*Task:* Retype exactly the lines from the line with "What text is on this page?" to the end of the data, keeping both boundary lines.

[Start]

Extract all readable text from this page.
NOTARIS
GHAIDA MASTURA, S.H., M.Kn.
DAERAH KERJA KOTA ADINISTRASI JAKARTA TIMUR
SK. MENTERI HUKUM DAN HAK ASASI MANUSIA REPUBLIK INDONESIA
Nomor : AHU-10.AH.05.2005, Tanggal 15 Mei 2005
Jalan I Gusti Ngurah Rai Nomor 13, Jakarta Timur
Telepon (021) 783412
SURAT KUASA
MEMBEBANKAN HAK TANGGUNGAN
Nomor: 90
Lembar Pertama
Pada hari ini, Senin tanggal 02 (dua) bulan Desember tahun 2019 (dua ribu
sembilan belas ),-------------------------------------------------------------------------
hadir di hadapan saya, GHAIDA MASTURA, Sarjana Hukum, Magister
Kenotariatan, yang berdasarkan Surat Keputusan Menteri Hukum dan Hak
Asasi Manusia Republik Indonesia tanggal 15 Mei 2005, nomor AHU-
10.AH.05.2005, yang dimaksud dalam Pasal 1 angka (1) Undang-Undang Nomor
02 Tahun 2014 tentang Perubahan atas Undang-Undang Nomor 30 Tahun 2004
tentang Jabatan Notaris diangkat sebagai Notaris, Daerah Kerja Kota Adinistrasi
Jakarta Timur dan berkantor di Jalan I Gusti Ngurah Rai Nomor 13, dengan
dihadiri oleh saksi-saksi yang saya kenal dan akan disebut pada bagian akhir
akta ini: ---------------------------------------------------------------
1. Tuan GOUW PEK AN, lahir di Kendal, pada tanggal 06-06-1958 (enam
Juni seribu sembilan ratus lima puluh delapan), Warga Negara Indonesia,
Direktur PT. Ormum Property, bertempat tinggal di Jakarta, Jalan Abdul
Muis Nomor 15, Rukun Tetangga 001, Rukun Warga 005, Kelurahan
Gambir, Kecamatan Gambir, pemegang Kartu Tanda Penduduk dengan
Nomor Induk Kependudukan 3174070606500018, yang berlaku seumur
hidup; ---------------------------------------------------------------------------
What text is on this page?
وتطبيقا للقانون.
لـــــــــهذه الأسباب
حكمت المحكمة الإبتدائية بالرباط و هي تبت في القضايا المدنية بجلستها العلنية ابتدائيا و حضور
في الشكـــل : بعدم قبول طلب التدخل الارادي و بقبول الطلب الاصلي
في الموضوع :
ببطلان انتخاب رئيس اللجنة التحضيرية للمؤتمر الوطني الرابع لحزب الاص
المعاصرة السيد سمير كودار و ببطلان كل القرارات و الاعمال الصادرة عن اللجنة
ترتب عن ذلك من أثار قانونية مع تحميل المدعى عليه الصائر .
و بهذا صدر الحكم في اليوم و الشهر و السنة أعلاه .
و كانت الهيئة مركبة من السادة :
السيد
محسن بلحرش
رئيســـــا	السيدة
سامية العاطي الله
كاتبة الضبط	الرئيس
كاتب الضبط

[End]

*Answer to this exercise:*
What text is on this page?
وتطبيقا للقانون.
لـــــــــهذه الأسباب
حكمت المحكمة الإبتدائية بالرباط و هي تبت في القضايا المدنية بجلستها العلنية ابتدائيا و حضور
في الشكـــل : بعدم قبول طلب التدخل الارادي و بقبول الطلب الاصلي
في الموضوع :
ببطلان انتخاب رئيس اللجنة التحضيرية للمؤتمر الوطني الرابع لحزب الاص
المعاصرة السيد سمير كودار و ببطلان كل القرارات و الاعمال الصادرة عن اللجنة
ترتب عن ذلك من أثار قانونية مع تحميل المدعى عليه الصائر .
و بهذا صدر الحكم في اليوم و الشهر و السنة أعلاه .
و كانت الهيئة مركبة من السادة :
السيد
محسن بلحرش
رئيســـــا	السيدة
سامية العاطي الله
كاتبة الضبط	الرئيس
كاتب الضبط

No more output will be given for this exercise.